%%

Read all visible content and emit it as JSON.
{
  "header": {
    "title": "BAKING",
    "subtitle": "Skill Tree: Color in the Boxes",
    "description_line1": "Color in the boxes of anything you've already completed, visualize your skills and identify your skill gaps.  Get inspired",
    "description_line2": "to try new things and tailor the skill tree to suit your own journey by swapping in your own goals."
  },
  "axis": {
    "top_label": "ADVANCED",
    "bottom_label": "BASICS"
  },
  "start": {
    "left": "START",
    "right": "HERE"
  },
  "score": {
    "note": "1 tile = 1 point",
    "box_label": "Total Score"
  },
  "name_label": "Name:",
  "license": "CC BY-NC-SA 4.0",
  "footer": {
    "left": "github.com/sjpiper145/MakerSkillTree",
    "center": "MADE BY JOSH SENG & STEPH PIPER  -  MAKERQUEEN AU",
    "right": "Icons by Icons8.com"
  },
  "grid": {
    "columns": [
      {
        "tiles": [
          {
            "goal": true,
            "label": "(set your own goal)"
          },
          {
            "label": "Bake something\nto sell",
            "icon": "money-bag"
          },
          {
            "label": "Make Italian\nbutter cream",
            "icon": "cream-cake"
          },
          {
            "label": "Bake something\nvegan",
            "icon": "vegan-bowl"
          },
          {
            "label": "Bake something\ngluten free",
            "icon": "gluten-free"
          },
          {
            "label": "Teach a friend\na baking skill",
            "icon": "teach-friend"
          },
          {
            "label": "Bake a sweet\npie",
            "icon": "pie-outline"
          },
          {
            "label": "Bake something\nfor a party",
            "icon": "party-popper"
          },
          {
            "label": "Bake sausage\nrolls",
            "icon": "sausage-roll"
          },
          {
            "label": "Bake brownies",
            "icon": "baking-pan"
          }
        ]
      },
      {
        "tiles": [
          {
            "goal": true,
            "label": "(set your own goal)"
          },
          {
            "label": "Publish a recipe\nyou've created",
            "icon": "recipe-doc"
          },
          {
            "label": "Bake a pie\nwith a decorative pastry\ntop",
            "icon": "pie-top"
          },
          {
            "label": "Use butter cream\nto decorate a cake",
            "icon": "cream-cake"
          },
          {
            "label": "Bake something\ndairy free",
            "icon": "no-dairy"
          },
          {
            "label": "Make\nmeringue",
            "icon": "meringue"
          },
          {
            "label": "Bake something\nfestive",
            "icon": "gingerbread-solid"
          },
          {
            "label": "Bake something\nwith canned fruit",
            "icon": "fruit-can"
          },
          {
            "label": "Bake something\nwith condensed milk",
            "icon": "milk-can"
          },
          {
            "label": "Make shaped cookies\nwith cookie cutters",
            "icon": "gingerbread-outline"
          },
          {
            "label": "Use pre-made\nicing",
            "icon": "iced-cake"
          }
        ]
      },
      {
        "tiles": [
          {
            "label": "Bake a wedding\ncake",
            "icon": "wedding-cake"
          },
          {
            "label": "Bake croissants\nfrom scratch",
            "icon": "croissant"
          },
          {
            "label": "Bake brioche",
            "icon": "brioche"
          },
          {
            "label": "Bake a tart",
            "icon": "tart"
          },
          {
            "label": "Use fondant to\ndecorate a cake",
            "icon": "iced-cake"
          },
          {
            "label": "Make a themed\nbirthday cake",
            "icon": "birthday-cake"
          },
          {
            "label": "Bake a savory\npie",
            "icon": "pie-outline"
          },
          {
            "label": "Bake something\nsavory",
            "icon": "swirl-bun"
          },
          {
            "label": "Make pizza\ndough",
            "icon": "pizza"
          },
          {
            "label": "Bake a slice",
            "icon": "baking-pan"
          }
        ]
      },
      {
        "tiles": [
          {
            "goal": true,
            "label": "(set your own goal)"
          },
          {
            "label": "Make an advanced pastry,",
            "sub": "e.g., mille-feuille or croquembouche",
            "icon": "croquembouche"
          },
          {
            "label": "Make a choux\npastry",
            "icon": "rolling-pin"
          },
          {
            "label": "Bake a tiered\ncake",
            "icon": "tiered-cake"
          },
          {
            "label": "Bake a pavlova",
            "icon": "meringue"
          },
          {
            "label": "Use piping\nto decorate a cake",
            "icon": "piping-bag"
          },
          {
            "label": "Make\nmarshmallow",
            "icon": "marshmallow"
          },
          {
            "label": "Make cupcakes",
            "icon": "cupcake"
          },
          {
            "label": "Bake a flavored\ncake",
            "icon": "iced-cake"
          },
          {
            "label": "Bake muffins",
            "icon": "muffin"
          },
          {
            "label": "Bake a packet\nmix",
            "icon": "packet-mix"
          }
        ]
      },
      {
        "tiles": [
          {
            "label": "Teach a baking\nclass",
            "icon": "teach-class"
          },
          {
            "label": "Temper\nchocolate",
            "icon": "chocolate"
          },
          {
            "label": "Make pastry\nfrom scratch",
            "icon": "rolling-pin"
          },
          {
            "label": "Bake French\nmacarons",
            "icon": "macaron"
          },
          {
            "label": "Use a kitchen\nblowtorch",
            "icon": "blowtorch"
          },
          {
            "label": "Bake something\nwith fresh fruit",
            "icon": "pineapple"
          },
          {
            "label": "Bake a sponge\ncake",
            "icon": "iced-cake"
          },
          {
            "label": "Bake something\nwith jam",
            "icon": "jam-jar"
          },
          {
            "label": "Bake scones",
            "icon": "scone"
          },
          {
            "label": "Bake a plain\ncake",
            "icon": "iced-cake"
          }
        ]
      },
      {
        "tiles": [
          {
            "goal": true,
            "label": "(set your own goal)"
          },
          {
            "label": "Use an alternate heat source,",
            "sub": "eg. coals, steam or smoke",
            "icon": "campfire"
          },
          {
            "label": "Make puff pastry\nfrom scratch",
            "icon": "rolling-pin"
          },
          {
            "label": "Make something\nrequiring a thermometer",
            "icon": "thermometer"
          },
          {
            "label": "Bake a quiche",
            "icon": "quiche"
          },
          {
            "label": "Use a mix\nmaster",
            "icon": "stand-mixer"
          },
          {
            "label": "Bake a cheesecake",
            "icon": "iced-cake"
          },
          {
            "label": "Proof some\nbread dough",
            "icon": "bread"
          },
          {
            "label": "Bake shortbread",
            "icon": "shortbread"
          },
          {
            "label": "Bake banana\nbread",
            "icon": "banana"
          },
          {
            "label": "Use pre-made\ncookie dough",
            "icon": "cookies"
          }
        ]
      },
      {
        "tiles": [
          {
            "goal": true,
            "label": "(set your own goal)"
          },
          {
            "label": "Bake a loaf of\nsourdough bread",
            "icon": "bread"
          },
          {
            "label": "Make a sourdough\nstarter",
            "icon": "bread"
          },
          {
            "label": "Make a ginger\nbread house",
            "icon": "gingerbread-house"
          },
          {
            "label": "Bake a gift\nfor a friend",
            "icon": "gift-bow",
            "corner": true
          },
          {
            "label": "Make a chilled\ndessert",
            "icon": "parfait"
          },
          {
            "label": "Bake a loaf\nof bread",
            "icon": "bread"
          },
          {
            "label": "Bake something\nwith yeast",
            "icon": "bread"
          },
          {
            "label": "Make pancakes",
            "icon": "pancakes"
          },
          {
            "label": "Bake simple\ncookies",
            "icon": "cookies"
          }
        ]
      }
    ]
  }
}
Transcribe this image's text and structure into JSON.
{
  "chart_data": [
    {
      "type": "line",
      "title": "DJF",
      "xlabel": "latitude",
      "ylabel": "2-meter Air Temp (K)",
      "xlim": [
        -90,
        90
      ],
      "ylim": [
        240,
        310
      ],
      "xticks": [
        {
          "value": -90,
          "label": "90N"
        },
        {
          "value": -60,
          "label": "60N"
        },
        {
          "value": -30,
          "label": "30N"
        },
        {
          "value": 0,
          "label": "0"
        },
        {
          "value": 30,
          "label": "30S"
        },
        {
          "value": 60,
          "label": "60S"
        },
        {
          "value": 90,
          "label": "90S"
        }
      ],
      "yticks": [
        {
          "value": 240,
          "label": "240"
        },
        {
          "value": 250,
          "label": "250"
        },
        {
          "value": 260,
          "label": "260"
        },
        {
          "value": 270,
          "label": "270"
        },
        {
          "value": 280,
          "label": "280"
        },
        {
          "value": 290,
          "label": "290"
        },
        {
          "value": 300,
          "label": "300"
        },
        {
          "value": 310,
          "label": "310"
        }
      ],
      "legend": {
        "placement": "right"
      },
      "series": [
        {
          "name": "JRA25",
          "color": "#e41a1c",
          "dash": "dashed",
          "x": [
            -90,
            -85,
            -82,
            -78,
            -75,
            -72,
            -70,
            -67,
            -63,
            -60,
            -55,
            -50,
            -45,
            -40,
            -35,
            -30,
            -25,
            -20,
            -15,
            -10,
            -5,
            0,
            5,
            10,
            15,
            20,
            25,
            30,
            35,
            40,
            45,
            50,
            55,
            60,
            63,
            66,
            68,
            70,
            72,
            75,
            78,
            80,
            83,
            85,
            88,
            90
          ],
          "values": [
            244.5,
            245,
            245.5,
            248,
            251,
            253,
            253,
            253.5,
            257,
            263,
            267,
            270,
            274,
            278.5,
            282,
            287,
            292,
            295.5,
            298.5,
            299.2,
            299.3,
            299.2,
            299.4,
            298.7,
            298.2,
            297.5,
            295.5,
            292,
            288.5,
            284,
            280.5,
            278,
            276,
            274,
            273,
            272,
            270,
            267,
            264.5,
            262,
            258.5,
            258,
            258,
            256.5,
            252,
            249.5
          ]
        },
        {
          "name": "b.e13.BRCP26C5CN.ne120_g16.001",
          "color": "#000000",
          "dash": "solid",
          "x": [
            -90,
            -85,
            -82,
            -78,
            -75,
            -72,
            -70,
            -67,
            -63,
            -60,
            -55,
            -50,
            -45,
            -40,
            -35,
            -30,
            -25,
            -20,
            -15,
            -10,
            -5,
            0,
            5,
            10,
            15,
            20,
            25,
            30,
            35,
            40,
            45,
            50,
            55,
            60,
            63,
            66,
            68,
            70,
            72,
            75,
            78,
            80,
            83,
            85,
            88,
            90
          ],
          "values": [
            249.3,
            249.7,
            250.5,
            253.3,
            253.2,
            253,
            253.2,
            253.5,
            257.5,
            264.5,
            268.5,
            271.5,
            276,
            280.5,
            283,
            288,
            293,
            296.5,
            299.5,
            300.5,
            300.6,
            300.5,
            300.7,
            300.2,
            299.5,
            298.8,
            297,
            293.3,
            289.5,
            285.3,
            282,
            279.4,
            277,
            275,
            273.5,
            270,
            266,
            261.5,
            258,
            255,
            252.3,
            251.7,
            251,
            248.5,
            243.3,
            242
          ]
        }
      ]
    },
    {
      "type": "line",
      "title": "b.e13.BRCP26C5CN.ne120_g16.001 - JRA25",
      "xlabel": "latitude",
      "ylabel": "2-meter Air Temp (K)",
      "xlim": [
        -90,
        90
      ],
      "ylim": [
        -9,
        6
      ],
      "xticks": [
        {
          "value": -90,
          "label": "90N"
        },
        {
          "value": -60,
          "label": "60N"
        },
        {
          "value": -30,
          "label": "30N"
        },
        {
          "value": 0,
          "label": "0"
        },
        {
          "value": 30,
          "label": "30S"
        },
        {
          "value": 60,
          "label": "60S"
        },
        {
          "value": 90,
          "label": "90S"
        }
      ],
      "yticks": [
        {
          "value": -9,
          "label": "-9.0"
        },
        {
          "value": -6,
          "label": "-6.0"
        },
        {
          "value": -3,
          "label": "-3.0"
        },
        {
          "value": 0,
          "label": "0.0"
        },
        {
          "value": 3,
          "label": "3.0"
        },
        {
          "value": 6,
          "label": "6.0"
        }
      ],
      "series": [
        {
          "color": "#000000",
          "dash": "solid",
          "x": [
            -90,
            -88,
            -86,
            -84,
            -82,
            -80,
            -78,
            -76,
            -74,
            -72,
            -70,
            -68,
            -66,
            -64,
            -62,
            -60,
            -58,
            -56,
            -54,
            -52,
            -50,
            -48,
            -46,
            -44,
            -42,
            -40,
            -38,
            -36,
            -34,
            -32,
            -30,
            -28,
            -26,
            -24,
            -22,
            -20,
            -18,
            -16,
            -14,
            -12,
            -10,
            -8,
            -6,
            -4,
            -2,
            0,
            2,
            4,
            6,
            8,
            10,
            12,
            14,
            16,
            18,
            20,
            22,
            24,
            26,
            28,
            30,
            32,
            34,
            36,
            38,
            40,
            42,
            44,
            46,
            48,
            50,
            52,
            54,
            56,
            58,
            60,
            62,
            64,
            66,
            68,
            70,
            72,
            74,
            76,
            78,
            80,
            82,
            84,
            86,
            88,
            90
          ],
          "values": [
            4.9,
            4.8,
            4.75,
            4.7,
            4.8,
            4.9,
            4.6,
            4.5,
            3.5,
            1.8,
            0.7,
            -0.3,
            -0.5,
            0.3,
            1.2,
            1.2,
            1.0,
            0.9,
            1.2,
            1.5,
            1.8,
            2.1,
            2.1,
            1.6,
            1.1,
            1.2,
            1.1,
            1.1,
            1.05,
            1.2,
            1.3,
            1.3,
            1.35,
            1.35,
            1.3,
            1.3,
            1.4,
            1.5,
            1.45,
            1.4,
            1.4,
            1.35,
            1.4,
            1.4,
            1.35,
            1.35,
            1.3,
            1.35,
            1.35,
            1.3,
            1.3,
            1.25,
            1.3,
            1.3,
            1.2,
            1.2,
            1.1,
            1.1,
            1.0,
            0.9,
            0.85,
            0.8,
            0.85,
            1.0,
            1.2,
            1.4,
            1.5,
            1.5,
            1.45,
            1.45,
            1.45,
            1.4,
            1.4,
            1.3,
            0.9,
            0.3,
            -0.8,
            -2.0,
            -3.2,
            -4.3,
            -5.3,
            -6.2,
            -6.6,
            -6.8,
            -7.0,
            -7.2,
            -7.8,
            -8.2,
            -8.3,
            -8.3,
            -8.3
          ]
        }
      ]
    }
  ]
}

%%

▶ **Goal**
List all lines holding the string "house".

▶ **Problem solution**
            "label": "Make a ginger\nbread house",
            "icon": "gingerbread-house"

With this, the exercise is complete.